Locate each line holding the string "JSON" and copy it.

Saved data entries:
Start
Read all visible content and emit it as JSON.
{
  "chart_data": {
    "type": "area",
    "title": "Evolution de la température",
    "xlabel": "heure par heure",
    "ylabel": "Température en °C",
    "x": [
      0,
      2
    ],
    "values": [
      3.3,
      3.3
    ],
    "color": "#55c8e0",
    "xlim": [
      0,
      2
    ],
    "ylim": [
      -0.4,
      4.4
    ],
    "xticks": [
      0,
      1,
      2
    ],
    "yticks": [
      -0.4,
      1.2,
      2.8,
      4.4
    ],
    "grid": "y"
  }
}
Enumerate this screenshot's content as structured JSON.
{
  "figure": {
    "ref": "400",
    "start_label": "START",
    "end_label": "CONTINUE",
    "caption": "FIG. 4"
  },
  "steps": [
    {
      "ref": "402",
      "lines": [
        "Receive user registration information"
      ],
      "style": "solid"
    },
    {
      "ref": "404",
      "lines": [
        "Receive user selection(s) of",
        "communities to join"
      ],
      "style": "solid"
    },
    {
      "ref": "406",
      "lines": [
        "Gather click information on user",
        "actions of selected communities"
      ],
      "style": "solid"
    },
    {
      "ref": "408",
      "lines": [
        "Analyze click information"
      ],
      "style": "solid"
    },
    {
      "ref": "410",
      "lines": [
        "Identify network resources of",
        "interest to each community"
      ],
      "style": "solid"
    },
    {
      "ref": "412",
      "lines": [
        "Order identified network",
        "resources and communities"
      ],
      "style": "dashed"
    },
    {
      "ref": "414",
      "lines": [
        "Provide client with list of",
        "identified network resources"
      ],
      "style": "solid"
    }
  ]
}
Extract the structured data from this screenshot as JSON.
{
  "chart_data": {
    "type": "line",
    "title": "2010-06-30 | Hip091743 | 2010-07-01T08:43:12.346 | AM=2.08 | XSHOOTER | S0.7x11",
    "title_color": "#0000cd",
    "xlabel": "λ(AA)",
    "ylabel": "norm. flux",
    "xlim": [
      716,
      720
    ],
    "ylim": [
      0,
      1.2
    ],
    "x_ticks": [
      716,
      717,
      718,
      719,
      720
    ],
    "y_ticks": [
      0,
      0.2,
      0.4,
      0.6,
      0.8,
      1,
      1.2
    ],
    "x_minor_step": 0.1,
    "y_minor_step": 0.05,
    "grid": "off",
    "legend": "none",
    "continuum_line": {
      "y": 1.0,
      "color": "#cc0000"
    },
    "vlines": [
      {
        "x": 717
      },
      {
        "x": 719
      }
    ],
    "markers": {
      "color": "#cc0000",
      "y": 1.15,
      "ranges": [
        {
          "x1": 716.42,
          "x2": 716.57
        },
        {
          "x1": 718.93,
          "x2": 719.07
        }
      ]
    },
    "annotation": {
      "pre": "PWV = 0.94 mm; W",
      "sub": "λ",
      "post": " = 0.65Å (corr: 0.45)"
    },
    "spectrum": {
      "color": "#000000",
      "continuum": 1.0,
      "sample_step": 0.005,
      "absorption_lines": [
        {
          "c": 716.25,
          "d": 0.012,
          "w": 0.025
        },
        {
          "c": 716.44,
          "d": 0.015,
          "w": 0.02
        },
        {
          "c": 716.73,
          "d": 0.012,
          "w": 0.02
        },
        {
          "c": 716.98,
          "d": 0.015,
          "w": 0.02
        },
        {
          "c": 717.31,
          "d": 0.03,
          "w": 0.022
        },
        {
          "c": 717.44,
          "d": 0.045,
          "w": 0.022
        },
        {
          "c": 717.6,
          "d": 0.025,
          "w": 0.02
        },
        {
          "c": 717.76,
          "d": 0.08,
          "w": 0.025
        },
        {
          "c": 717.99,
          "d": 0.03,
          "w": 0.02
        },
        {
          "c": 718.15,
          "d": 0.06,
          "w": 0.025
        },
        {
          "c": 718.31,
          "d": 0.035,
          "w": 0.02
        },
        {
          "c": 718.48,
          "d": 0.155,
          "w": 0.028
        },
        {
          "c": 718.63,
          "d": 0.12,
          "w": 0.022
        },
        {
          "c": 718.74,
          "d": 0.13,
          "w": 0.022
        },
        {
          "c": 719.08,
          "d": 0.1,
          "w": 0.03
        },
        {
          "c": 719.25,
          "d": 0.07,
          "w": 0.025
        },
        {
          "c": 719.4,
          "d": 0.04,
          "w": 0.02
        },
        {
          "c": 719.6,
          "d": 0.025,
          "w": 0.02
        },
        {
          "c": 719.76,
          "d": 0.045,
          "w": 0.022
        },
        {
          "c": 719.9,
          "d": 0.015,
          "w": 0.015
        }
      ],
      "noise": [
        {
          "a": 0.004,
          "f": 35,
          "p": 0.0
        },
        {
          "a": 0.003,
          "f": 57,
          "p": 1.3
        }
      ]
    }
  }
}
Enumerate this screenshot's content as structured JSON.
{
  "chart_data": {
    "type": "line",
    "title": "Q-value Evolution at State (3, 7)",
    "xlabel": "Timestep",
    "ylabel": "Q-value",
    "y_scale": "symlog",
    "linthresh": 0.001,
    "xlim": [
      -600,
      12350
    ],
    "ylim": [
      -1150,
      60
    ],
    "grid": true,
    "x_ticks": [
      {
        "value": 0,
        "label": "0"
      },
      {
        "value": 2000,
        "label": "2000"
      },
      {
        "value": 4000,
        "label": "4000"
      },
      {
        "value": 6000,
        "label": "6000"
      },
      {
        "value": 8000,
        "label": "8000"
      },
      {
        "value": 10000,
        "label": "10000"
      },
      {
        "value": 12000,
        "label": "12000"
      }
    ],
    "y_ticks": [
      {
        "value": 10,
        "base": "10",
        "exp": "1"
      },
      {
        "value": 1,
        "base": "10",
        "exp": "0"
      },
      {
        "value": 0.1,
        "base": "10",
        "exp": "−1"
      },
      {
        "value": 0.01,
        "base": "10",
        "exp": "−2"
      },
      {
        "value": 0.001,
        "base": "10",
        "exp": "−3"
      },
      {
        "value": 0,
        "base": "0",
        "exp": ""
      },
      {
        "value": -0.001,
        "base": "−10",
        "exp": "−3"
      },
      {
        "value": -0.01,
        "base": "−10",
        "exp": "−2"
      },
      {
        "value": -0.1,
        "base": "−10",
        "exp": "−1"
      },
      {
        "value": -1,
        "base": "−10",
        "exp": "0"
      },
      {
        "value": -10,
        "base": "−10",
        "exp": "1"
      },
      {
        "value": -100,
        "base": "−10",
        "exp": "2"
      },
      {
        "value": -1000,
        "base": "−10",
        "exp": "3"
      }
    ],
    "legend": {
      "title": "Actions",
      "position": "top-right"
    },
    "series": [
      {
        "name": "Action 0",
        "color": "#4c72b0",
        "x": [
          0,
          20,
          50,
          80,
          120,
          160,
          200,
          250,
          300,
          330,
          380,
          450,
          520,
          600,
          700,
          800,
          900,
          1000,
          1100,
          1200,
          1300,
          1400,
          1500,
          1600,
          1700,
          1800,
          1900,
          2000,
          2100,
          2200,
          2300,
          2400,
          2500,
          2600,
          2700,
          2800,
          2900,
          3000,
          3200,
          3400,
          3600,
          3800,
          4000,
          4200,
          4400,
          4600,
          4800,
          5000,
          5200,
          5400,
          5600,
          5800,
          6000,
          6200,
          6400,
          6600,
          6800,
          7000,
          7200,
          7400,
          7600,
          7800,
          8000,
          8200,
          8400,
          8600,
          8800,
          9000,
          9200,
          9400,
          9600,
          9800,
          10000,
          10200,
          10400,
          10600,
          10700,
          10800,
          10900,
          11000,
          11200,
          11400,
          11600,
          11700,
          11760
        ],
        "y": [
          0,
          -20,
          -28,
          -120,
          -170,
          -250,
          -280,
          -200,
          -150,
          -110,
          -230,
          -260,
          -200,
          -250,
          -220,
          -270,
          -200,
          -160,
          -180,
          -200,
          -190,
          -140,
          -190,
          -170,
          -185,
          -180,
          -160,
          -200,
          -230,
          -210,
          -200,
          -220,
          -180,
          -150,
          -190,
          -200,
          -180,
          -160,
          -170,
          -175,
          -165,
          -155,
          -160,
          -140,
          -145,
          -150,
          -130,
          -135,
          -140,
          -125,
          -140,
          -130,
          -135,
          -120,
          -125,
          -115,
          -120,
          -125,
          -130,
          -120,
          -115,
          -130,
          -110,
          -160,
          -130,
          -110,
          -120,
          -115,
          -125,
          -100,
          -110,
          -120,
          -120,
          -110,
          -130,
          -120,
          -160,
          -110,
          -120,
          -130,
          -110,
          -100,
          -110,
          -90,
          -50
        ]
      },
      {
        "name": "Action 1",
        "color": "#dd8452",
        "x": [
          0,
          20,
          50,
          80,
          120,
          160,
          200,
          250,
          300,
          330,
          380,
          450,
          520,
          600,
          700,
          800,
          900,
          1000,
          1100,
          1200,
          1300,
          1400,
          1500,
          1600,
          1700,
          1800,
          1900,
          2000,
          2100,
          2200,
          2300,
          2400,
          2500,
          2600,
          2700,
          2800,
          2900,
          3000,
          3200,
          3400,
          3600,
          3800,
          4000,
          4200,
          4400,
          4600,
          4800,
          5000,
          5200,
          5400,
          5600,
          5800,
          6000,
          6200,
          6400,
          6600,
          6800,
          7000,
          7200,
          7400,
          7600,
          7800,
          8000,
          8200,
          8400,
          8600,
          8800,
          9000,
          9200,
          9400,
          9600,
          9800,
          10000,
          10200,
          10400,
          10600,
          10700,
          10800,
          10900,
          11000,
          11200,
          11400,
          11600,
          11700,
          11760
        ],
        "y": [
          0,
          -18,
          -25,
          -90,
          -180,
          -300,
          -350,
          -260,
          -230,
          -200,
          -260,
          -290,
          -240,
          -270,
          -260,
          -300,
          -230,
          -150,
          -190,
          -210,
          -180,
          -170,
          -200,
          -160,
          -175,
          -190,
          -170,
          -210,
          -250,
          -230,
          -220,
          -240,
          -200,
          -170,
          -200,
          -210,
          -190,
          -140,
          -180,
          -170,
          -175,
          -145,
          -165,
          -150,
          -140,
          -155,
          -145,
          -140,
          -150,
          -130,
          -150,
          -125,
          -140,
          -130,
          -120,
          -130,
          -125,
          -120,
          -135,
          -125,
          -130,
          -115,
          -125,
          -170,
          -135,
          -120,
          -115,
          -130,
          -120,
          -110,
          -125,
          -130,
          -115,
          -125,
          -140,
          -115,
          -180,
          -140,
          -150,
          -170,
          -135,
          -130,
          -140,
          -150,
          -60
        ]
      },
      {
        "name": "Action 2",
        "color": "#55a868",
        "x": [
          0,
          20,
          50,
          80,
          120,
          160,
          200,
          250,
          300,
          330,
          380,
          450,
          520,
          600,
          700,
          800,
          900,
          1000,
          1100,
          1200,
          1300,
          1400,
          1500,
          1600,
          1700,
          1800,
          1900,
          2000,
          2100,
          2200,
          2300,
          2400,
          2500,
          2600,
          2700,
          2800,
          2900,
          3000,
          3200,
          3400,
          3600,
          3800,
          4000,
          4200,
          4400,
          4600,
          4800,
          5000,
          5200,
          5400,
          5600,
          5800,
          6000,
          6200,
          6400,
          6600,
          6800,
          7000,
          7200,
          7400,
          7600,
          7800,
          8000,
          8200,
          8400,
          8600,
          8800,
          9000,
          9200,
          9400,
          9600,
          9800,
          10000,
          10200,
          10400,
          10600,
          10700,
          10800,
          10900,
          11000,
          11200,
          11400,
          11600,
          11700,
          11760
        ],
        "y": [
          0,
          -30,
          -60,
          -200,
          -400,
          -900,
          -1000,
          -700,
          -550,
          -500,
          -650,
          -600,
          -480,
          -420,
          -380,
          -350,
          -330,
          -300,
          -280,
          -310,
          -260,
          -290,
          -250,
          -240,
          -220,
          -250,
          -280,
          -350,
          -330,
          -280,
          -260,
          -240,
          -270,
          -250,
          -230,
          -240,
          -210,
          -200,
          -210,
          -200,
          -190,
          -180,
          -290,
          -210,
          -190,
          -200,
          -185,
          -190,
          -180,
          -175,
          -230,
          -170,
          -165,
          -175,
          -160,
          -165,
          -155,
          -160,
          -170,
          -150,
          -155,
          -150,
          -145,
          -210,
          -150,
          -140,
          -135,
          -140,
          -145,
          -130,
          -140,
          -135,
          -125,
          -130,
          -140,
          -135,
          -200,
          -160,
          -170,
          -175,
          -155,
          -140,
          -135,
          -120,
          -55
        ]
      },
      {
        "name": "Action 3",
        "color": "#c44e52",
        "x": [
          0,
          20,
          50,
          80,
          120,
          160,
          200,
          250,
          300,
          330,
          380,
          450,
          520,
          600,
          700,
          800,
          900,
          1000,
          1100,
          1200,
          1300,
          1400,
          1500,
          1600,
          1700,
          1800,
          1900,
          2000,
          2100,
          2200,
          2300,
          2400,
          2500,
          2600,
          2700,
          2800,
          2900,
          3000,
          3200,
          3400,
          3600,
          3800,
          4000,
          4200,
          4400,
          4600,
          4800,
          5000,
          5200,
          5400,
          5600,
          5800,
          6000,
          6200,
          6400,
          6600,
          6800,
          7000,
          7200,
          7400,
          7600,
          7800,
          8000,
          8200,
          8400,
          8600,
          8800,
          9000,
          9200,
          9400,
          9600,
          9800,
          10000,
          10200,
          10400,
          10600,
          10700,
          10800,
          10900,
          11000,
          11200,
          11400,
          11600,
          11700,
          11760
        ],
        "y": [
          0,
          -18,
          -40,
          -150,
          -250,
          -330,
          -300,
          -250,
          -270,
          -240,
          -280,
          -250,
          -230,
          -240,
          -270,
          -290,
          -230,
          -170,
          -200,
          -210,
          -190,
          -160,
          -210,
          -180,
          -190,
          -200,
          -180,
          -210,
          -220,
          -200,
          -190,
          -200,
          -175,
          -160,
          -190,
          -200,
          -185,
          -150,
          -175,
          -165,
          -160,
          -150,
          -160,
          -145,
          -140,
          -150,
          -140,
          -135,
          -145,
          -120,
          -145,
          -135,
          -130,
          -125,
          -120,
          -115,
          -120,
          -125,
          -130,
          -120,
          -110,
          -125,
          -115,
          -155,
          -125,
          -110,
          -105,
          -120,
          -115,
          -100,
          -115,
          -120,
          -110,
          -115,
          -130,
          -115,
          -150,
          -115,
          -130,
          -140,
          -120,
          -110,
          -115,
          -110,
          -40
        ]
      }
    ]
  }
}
End
## [Exercise result]
Read all visible content and emit it as JSON.
Enumerate this screenshot's content as structured JSON.
Extract the structured data from this screenshot as JSON.
Enumerate this screenshot's content as structured JSON.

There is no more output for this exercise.